### WHAT NEEDS TO BE DONE
State how many lines in these records contain the word "time", and nothing else.

### Stored records
(begin)
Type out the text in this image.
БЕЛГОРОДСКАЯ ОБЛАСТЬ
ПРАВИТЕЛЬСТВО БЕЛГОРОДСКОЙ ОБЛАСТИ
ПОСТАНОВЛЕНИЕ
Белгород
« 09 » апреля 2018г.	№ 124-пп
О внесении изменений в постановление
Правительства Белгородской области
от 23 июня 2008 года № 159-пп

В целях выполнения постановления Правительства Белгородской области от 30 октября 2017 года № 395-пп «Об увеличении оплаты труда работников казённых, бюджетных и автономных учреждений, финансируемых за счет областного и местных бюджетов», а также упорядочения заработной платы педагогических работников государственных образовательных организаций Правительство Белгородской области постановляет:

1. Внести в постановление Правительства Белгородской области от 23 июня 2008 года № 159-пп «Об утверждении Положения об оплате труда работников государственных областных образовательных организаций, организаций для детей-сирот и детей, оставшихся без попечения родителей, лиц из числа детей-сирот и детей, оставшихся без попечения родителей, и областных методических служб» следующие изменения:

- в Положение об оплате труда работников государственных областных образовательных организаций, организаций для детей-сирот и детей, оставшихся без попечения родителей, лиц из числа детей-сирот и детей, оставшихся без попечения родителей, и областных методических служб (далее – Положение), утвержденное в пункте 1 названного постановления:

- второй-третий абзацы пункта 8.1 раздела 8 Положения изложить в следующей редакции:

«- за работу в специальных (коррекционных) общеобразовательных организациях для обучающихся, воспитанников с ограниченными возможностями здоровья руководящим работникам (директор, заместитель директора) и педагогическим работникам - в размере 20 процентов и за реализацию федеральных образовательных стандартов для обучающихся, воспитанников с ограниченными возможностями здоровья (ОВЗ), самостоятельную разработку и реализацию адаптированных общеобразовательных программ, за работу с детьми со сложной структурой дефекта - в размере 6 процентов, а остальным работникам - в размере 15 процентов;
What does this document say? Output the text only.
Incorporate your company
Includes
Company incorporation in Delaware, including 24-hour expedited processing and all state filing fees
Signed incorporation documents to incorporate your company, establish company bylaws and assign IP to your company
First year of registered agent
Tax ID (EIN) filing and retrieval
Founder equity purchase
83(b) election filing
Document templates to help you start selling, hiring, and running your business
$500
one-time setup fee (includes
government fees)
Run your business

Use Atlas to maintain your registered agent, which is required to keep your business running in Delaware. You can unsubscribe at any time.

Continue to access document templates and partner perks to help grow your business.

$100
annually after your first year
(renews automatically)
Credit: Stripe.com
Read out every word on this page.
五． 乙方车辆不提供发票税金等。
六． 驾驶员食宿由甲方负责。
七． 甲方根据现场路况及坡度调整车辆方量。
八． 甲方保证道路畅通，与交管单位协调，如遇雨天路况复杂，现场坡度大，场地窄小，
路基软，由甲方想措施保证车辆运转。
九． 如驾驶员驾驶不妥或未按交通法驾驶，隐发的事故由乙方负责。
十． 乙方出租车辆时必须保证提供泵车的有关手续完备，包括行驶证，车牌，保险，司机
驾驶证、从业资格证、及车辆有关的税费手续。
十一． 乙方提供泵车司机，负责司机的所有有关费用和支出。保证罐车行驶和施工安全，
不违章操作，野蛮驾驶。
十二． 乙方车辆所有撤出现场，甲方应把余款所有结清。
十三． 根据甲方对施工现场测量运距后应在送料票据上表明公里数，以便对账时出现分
(end)
### TASK OUTPUT
2